◆ **WHAT THE EXERCISE ASKS**:
Search the data below for "grid"; list each line that holds it.

◆ **GIVEN DATA**:
╔══
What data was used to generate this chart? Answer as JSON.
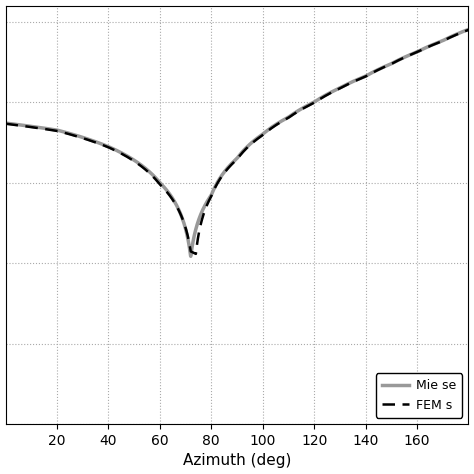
{
  "title": "",
  "xlabel": "Azimuth (deg)",
  "ylabel": "",
  "xlim": [
    0,
    180
  ],
  "xticks": [
    20,
    40,
    60,
    80,
    100,
    120,
    140,
    160
  ],
  "grid": true,
  "mie_color": "#999999",
  "fem_color": "#000000",
  "mie_linewidth": 2.5,
  "fem_linewidth": 1.8,
  "mie_label": "Mie se",
  "fem_label": "FEM s",
  "legend_loc": "lower right",
  "background": "#ffffff",
  "ylim": [
    -40,
    12
  ]
}
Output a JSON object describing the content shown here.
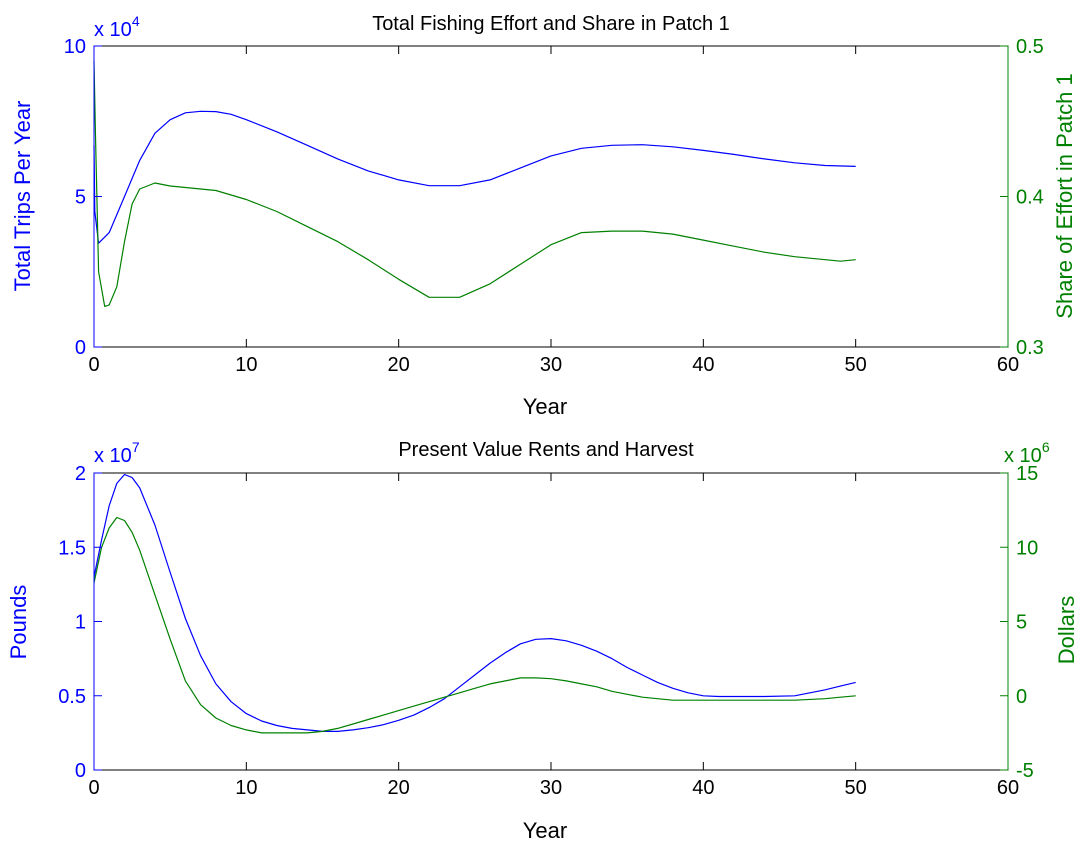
{
  "chart_data": [
    {
      "type": "line",
      "title": "Total Fishing Effort and Share in Patch 1",
      "xlabel": "Year",
      "xlim": [
        0,
        60
      ],
      "xticks": [
        "0",
        "10",
        "20",
        "30",
        "40",
        "50",
        "60"
      ],
      "grid": false,
      "left_axis": {
        "label": "Total Trips Per Year",
        "color": "#0000ff",
        "ylim": [
          0,
          100000
        ],
        "ticks": [
          "0",
          "5",
          "10"
        ],
        "exponent_base": "x 10",
        "exponent_power": "4"
      },
      "right_axis": {
        "label": "Share of Effort in Patch 1",
        "color": "#008000",
        "ylim": [
          0.3,
          0.5
        ],
        "ticks": [
          "0.3",
          "0.4",
          "0.5"
        ],
        "exponent_base": "",
        "exponent_power": ""
      },
      "series": [
        {
          "axis": "left",
          "color": "#0000ff",
          "x": [
            0,
            0.05,
            0.3,
            1,
            2,
            3,
            4,
            5,
            6,
            7,
            8,
            9,
            10,
            12,
            14,
            16,
            18,
            20,
            22,
            24,
            26,
            28,
            30,
            32,
            34,
            36,
            38,
            40,
            42,
            44,
            46,
            48,
            50
          ],
          "y": [
            67000,
            45000,
            34500,
            38000,
            50000,
            62000,
            71000,
            75500,
            77800,
            78300,
            78200,
            77300,
            75500,
            71500,
            67000,
            62500,
            58500,
            55500,
            53600,
            53600,
            55500,
            59500,
            63500,
            66000,
            67000,
            67200,
            66500,
            65300,
            64000,
            62500,
            61200,
            60300,
            60000
          ]
        },
        {
          "axis": "right",
          "color": "#008000",
          "x": [
            0,
            0.1,
            0.3,
            0.7,
            1,
            1.5,
            2,
            2.5,
            3,
            4,
            5,
            6,
            8,
            10,
            12,
            14,
            16,
            18,
            20,
            22,
            24,
            26,
            28,
            30,
            32,
            34,
            36,
            38,
            40,
            42,
            44,
            46,
            48,
            49,
            50
          ],
          "y": [
            0.49,
            0.44,
            0.35,
            0.327,
            0.328,
            0.34,
            0.37,
            0.395,
            0.405,
            0.409,
            0.407,
            0.406,
            0.404,
            0.398,
            0.39,
            0.38,
            0.37,
            0.358,
            0.345,
            0.333,
            0.333,
            0.342,
            0.355,
            0.368,
            0.376,
            0.377,
            0.377,
            0.375,
            0.371,
            0.367,
            0.363,
            0.36,
            0.358,
            0.357,
            0.358
          ]
        }
      ]
    },
    {
      "type": "line",
      "title": "Present Value Rents and Harvest",
      "xlabel": "Year",
      "xlim": [
        0,
        60
      ],
      "xticks": [
        "0",
        "10",
        "20",
        "30",
        "40",
        "50",
        "60"
      ],
      "grid": false,
      "left_axis": {
        "label": "Pounds",
        "color": "#0000ff",
        "ylim": [
          0,
          20000000
        ],
        "ticks": [
          "0",
          "0.5",
          "1",
          "1.5",
          "2"
        ],
        "exponent_base": "x 10",
        "exponent_power": "7"
      },
      "right_axis": {
        "label": "Dollars",
        "color": "#008000",
        "ylim": [
          -5000000,
          15000000
        ],
        "ticks": [
          "-5",
          "0",
          "5",
          "10",
          "15"
        ],
        "exponent_base": "x 10",
        "exponent_power": "6"
      },
      "series": [
        {
          "axis": "left",
          "color": "#0000ff",
          "x": [
            0,
            0.5,
            1,
            1.5,
            2,
            2.5,
            3,
            4,
            5,
            6,
            7,
            8,
            9,
            10,
            11,
            12,
            13,
            14,
            15,
            16,
            17,
            18,
            19,
            20,
            21,
            22,
            23,
            24,
            25,
            26,
            27,
            28,
            29,
            30,
            31,
            32,
            33,
            34,
            35,
            36,
            37,
            38,
            39,
            40,
            41,
            42,
            44,
            46,
            48,
            49,
            50
          ],
          "y": [
            13000000,
            15500000,
            17800000,
            19300000,
            19900000,
            19700000,
            19000000,
            16500000,
            13300000,
            10200000,
            7700000,
            5800000,
            4600000,
            3800000,
            3300000,
            3000000,
            2800000,
            2700000,
            2600000,
            2600000,
            2700000,
            2850000,
            3050000,
            3350000,
            3700000,
            4200000,
            4800000,
            5600000,
            6400000,
            7200000,
            7900000,
            8500000,
            8800000,
            8850000,
            8700000,
            8400000,
            8000000,
            7500000,
            6900000,
            6400000,
            5900000,
            5500000,
            5200000,
            5000000,
            4950000,
            4950000,
            4950000,
            5000000,
            5400000,
            5650000,
            5900000
          ]
        },
        {
          "axis": "right",
          "color": "#008000",
          "x": [
            0,
            0.5,
            1,
            1.5,
            2,
            2.5,
            3,
            4,
            5,
            6,
            7,
            8,
            9,
            10,
            11,
            12,
            13,
            14,
            15,
            16,
            17,
            18,
            19,
            20,
            21,
            22,
            23,
            24,
            25,
            26,
            27,
            28,
            29,
            30,
            31,
            32,
            33,
            34,
            35,
            36,
            37,
            38,
            40,
            42,
            44,
            46,
            48,
            49,
            50
          ],
          "y": [
            7600000,
            10000000,
            11300000,
            12000000,
            11800000,
            11000000,
            9800000,
            6800000,
            3800000,
            1000000,
            -600000,
            -1500000,
            -2000000,
            -2300000,
            -2500000,
            -2500000,
            -2500000,
            -2500000,
            -2400000,
            -2200000,
            -1900000,
            -1600000,
            -1300000,
            -1000000,
            -700000,
            -400000,
            -100000,
            200000,
            500000,
            800000,
            1000000,
            1200000,
            1200000,
            1150000,
            1000000,
            800000,
            600000,
            300000,
            100000,
            -100000,
            -200000,
            -300000,
            -300000,
            -300000,
            -300000,
            -300000,
            -200000,
            -100000,
            0
          ]
        }
      ]
    }
  ]
}
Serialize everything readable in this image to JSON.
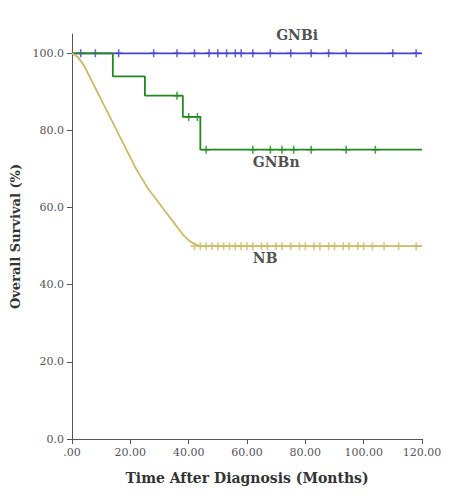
{
  "chart_data": {
    "type": "line",
    "xlabel": "Time After Diagnosis (Months)",
    "ylabel": "Overall Survival (%)",
    "xlim": [
      0,
      120
    ],
    "ylim": [
      0,
      105
    ],
    "xticks": [
      {
        "value": 0,
        "label": ".00"
      },
      {
        "value": 20,
        "label": "20.00"
      },
      {
        "value": 40,
        "label": "40.00"
      },
      {
        "value": 60,
        "label": "60.00"
      },
      {
        "value": 80,
        "label": "80.00"
      },
      {
        "value": 100,
        "label": "100.00"
      },
      {
        "value": 120,
        "label": "120.00"
      }
    ],
    "yticks": [
      {
        "value": 0,
        "label": "0.0"
      },
      {
        "value": 20,
        "label": "20.0"
      },
      {
        "value": 40,
        "label": "40.0"
      },
      {
        "value": 60,
        "label": "60.0"
      },
      {
        "value": 80,
        "label": "80.0"
      },
      {
        "value": 100,
        "label": "100.0"
      }
    ],
    "grid": false,
    "series": [
      {
        "type": "line",
        "color": "#4444cc",
        "x": [
          0,
          120
        ],
        "values": [
          100,
          100
        ]
      },
      {
        "type": "scatter",
        "marker": "plus",
        "color": "#4444cc",
        "x": [
          3,
          8,
          16,
          28,
          36,
          42,
          47,
          50,
          53,
          56,
          58,
          62,
          68,
          75,
          82,
          88,
          94,
          110,
          118
        ],
        "values": [
          100,
          100,
          100,
          100,
          100,
          100,
          100,
          100,
          100,
          100,
          100,
          100,
          100,
          100,
          100,
          100,
          100,
          100,
          100
        ]
      },
      {
        "type": "line",
        "color": "#228822",
        "x": [
          0,
          14,
          14,
          25,
          25,
          38,
          38,
          44,
          44,
          47,
          47,
          120
        ],
        "values": [
          100,
          100,
          94,
          94,
          89,
          89,
          83.5,
          83.5,
          75,
          75,
          75,
          75
        ]
      },
      {
        "type": "scatter",
        "marker": "plus",
        "color": "#228822",
        "x": [
          36,
          40,
          43,
          46,
          62,
          68,
          72,
          76,
          82,
          94,
          104
        ],
        "values": [
          89,
          83.5,
          83.5,
          75,
          75,
          75,
          75,
          75,
          75,
          75,
          75
        ]
      },
      {
        "type": "line",
        "color": "#ccbb66",
        "x": [
          0,
          2,
          4,
          6,
          8,
          10,
          12,
          14,
          16,
          18,
          20,
          22,
          24,
          26,
          28,
          30,
          32,
          34,
          36,
          38,
          40,
          42,
          44,
          46,
          48,
          50,
          52,
          54,
          56,
          60,
          65,
          70,
          75,
          80,
          85,
          90,
          95,
          100,
          105,
          110,
          115,
          120
        ],
        "values": [
          100,
          99,
          97,
          94,
          91,
          88,
          85,
          82,
          79,
          76,
          73,
          70,
          67.5,
          65,
          63,
          61,
          59,
          57,
          55,
          53,
          51.5,
          50.5,
          50,
          50,
          50,
          50,
          50,
          50,
          50,
          50,
          50,
          50,
          50,
          50,
          50,
          50,
          50,
          50,
          50,
          50,
          50,
          50
        ]
      },
      {
        "type": "scatter",
        "marker": "plus",
        "color": "#ccbb66",
        "x": [
          42,
          44,
          46,
          48,
          50,
          52,
          54,
          56,
          58,
          60,
          62,
          65,
          67,
          70,
          72,
          75,
          78,
          80,
          83,
          85,
          88,
          90,
          93,
          95,
          98,
          100,
          103,
          107,
          112,
          118
        ],
        "values": [
          50,
          50,
          50,
          50,
          50,
          50,
          50,
          50,
          50,
          50,
          50,
          50,
          50,
          50,
          50,
          50,
          50,
          50,
          50,
          50,
          50,
          50,
          50,
          50,
          50,
          50,
          50,
          50,
          50,
          50
        ]
      }
    ],
    "annotations": [
      {
        "text": "GNBi",
        "x": 70,
        "y": 103
      },
      {
        "text": "GNBn",
        "x": 62,
        "y": 70
      },
      {
        "text": "NB",
        "x": 62,
        "y": 45
      }
    ]
  }
}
╚══
◆ **THE SOLUTION**:
  "grid": true,
      "grid": false,
      "grid": false,
    "grid": false,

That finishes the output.